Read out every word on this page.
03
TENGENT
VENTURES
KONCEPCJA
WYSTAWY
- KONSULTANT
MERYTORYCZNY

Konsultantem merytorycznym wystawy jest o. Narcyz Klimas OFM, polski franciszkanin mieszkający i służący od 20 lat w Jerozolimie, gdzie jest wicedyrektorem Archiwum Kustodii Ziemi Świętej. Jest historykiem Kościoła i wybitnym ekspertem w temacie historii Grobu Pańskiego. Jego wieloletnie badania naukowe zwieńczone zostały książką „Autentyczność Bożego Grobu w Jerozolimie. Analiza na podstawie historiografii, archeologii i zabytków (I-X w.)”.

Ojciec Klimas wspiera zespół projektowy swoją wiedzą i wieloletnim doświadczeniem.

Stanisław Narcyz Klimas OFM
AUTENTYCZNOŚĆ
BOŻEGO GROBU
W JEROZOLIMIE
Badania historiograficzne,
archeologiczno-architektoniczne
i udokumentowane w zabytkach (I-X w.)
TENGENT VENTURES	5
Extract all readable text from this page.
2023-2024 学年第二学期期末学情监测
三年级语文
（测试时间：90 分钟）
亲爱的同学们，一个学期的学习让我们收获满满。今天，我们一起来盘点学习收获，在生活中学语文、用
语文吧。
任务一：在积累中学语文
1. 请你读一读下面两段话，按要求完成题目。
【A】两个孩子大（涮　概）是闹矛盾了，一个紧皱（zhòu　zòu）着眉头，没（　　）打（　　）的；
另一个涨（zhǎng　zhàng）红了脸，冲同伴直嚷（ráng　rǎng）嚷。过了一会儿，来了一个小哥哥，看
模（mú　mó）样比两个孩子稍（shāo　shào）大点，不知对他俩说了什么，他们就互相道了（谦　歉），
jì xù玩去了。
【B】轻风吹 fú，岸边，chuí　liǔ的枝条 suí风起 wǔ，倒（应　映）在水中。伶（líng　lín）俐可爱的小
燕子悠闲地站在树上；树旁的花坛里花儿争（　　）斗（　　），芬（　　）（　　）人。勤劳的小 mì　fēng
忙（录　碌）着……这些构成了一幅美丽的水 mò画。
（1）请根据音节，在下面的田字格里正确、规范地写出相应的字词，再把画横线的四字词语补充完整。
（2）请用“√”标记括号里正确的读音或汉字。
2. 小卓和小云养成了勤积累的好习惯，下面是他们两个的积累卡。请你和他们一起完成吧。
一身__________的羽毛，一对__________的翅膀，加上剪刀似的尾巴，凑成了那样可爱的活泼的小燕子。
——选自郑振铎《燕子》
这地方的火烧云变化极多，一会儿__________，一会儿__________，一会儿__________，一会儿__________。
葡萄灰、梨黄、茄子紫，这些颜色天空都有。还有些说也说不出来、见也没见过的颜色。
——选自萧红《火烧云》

══════════

● Exercise task
Looking at the listing above, count the lines that contain "this" and give nothing but the number.

● Worked solution
2